Problem to work on
Return all entries word for word, but drop any images.
* start *
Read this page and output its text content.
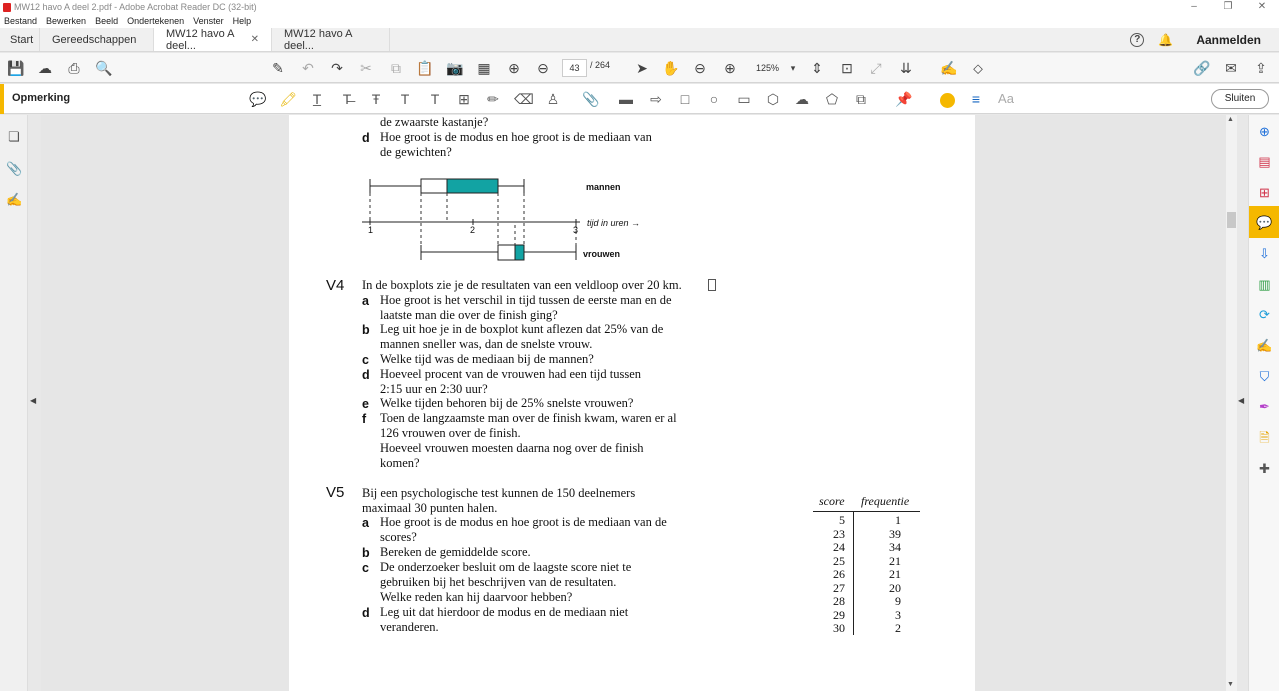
MW12 havo A deel 2.pdf - Adobe Acrobat Reader DC (32-bit)	–	❐	✕
Bestand	Bewerken	Beeld	Ondertekenen	Venster	Help
Start Gereedschappen	MW12 havo A deel...	✕ MW12 havo A deel...
?	🔔 Aanmelden
💾 ☁ ⎙ 🔍	✎ ↶ ↷ ✂ ⧉ 📋 📷 ▦ ⊕ ⊖	➤ ✋ ⊖ ⊕	▾	⇕ ⊡ ⤢ ⇊ ✍ ⬦	🔗 ✉ ⇪
43	/ 264	125%
Opmerking	💬 🖍	T̲	T̶	Ŧ	T	T	⊞ ✏ ⌫ ♙ 📎 ▬ ⇨	□	○	▭ ⬡ ☁ ⬠ ⧉ 📌	≡	Aa	Sluiten
❏
📎
✍
◀
de zwaarste kastanje?
d Hoe groot is de modus en hoe groot is de mediaan van
de gewichten?
mannen
vrouwen
tijd in uren →
1	2	3
V4 In de boxplots zie je de resultaten van een veldloop over 20 km.
a Hoe groot is het verschil in tijd tussen de eerste man en de
laatste man die over de finish ging?
b Leg uit hoe je in de boxplot kunt aflezen dat 25% van de
mannen sneller was, dan de snelste vrouw.
c Welke tijd was de mediaan bij de mannen?
d Hoeveel procent van de vrouwen had een tijd tussen
2:15 uur en 2:30 uur?
e Welke tijden behoren bij de 25% snelste vrouwen?
f Toen de langzaamste man over de finish kwam, waren er al
126 vrouwen over de finish.
Hoeveel vrouwen moesten daarna nog over de finish
komen?
V5 Bij een psychologische test kunnen de 150 deelnemers
maximaal 30 punten halen.
a Hoe groot is de modus en hoe groot is de mediaan van de
scores?
b Bereken de gemiddelde score.
c De onderzoeker besluit om de laagste score niet te
gebruiken bij het beschrijven van de resultaten.
Welke reden kan hij daarvoor hebben?
d Leg uit dat hierdoor de modus en de mediaan niet
veranderen.
score frequentie
5	1
23	39
24	34
25	21
26	21
27	20
28	9
29	3
30	2
▲
▼
◀
⊕
▤
⊞
💬
⇩
▥
⟳
✍
⛉
✒
🗎
✚
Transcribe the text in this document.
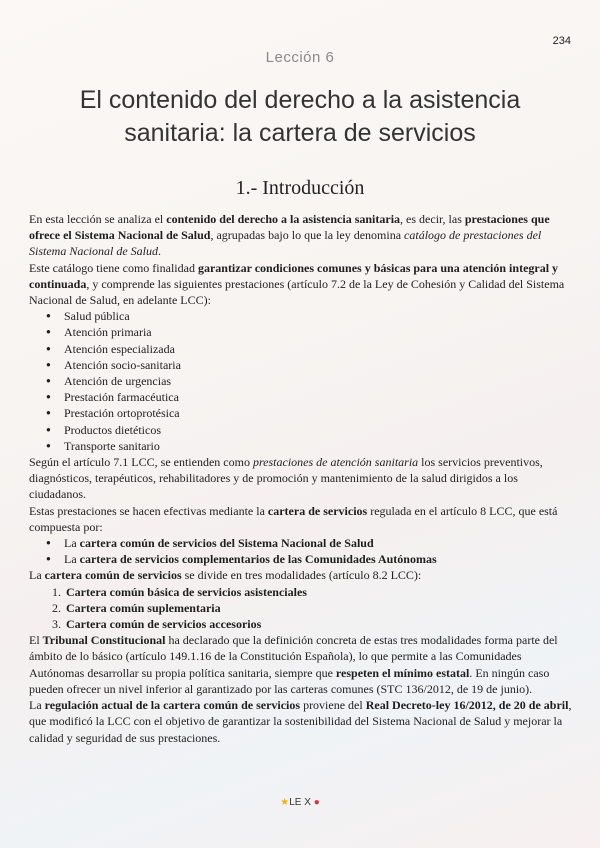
234
Lección 6
El contenido del derecho a la asistencia sanitaria: la cartera de servicios
1.- Introducción

En esta lección se analiza el contenido del derecho a la asistencia sanitaria, es decir, las prestaciones que ofrece el Sistema Nacional de Salud, agrupadas bajo lo que la ley denomina catálogo de prestaciones del Sistema Nacional de Salud.

Este catálogo tiene como finalidad garantizar condiciones comunes y básicas para una atención integral y continuada, y comprende las siguientes prestaciones (artículo 7.2 de la Ley de Cohesión y Calidad del Sistema Nacional de Salud, en adelante LCC):

● Salud pública
● Atención primaria
● Atención especializada
● Atención socio-sanitaria
● Atención de urgencias
● Prestación farmacéutica
● Prestación ortoprotésica
● Productos dietéticos
● Transporte sanitario

Según el artículo 7.1 LCC, se entienden como prestaciones de atención sanitaria los servicios preventivos, diagnósticos, terapéuticos, rehabilitadores y de promoción y mantenimiento de la salud dirigidos a los ciudadanos.

Estas prestaciones se hacen efectivas mediante la cartera de servicios regulada en el artículo 8 LCC, que está compuesta por:

● La cartera común de servicios del Sistema Nacional de Salud
● La cartera de servicios complementarios de las Comunidades Autónomas

La cartera común de servicios se divide en tres modalidades (artículo 8.2 LCC):

1. Cartera común básica de servicios asistenciales
2. Cartera común suplementaria
3. Cartera común de servicios accesorios

El Tribunal Constitucional ha declarado que la definición concreta de estas tres modalidades forma parte del ámbito de lo básico (artículo 149.1.16 de la Constitución Española), lo que permite a las Comunidades Autónomas desarrollar su propia política sanitaria, siempre que respeten el mínimo estatal. En ningún caso pueden ofrecer un nivel inferior al garantizado por las carteras comunes (STC 136/2012, de 19 de junio).

La regulación actual de la cartera común de servicios proviene del Real Decreto-ley 16/2012, de 20 de abril, que modificó la LCC con el objetivo de garantizar la sostenibilidad del Sistema Nacional de Salud y mejorar la calidad y seguridad de sus prestaciones.

★LE X ●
* end *
Problem solution
Read this page and output its text content.
MW12 havo A deel 2.pdf - Adobe Acrobat Reader DC (32-bit)	–	❐	✕
Bestand	Bewerken	Beeld	Ondertekenen	Venster	Help
Start Gereedschappen	MW12 havo A deel...	✕ MW12 havo A deel...
?	🔔 Aanmelden
💾 ☁ ⎙ 🔍	✎ ↶ ↷ ✂ ⧉ 📋 📷 ▦ ⊕ ⊖	➤ ✋ ⊖ ⊕	▾	⇕ ⊡ ⤢ ⇊ ✍ ⬦	🔗 ✉ ⇪
43	/ 264	125%
Opmerking	💬 🖍	T̲	T̶	Ŧ	T	T	⊞ ✏ ⌫ ♙ 📎 ▬ ⇨	□	○	▭ ⬡ ☁ ⬠ ⧉ 📌	≡	Aa	Sluiten
❏
📎
✍
◀
de zwaarste kastanje?
d Hoe groot is de modus en hoe groot is de mediaan van
de gewichten?
mannen
vrouwen
tijd in uren →
1	2	3
V4 In de boxplots zie je de resultaten van een veldloop over 20 km.
a Hoe groot is het verschil in tijd tussen de eerste man en de
laatste man die over de finish ging?
b Leg uit hoe je in de boxplot kunt aflezen dat 25% van de
mannen sneller was, dan de snelste vrouw.
c Welke tijd was de mediaan bij de mannen?
d Hoeveel procent van de vrouwen had een tijd tussen
2:15 uur en 2:30 uur?
e Welke tijden behoren bij de 25% snelste vrouwen?
f Toen de langzaamste man over de finish kwam, waren er al
126 vrouwen over de finish.
Hoeveel vrouwen moesten daarna nog over de finish
komen?
V5 Bij een psychologische test kunnen de 150 deelnemers
maximaal 30 punten halen.
a Hoe groot is de modus en hoe groot is de mediaan van de
scores?
b Bereken de gemiddelde score.
c De onderzoeker besluit om de laagste score niet te
gebruiken bij het beschrijven van de resultaten.
Welke reden kan hij daarvoor hebben?
d Leg uit dat hierdoor de modus en de mediaan niet
veranderen.
score frequentie
5	1
23	39
24	34
25	21
26	21
27	20
28	9
29	3
30	2
▲
▼
◀
⊕
▤
⊞
💬
⇩
▥
⟳
✍
⛉
✒
🗎
✚
Transcribe the text in this document.
234
Lección 6
El contenido del derecho a la asistencia sanitaria: la cartera de servicios
1.- Introducción

En esta lección se analiza el contenido del derecho a la asistencia sanitaria, es decir, las prestaciones que ofrece el Sistema Nacional de Salud, agrupadas bajo lo que la ley denomina catálogo de prestaciones del Sistema Nacional de Salud.

Este catálogo tiene como finalidad garantizar condiciones comunes y básicas para una atención integral y continuada, y comprende las siguientes prestaciones (artículo 7.2 de la Ley de Cohesión y Calidad del Sistema Nacional de Salud, en adelante LCC):

● Salud pública
● Atención primaria
● Atención especializada
● Atención socio-sanitaria
● Atención de urgencias
● Prestación farmacéutica
● Prestación ortoprotésica
● Productos dietéticos
● Transporte sanitario

Según el artículo 7.1 LCC, se entienden como prestaciones de atención sanitaria los servicios preventivos, diagnósticos, terapéuticos, rehabilitadores y de promoción y mantenimiento de la salud dirigidos a los ciudadanos.

Estas prestaciones se hacen efectivas mediante la cartera de servicios regulada en el artículo 8 LCC, que está compuesta por:

● La cartera común de servicios del Sistema Nacional de Salud
● La cartera de servicios complementarios de las Comunidades Autónomas

La cartera común de servicios se divide en tres modalidades (artículo 8.2 LCC):

1. Cartera común básica de servicios asistenciales
2. Cartera común suplementaria
3. Cartera común de servicios accesorios

El Tribunal Constitucional ha declarado que la definición concreta de estas tres modalidades forma parte del ámbito de lo básico (artículo 149.1.16 de la Constitución Española), lo que permite a las Comunidades Autónomas desarrollar su propia política sanitaria, siempre que respeten el mínimo estatal. En ningún caso pueden ofrecer un nivel inferior al garantizado por las carteras comunes (STC 136/2012, de 19 de junio).

La regulación actual de la cartera común de servicios proviene del Real Decreto-ley 16/2012, de 20 de abril, que modificó la LCC con el objetivo de garantizar la sostenibilidad del Sistema Nacional de Salud y mejorar la calidad y seguridad de sus prestaciones.

★LE X ●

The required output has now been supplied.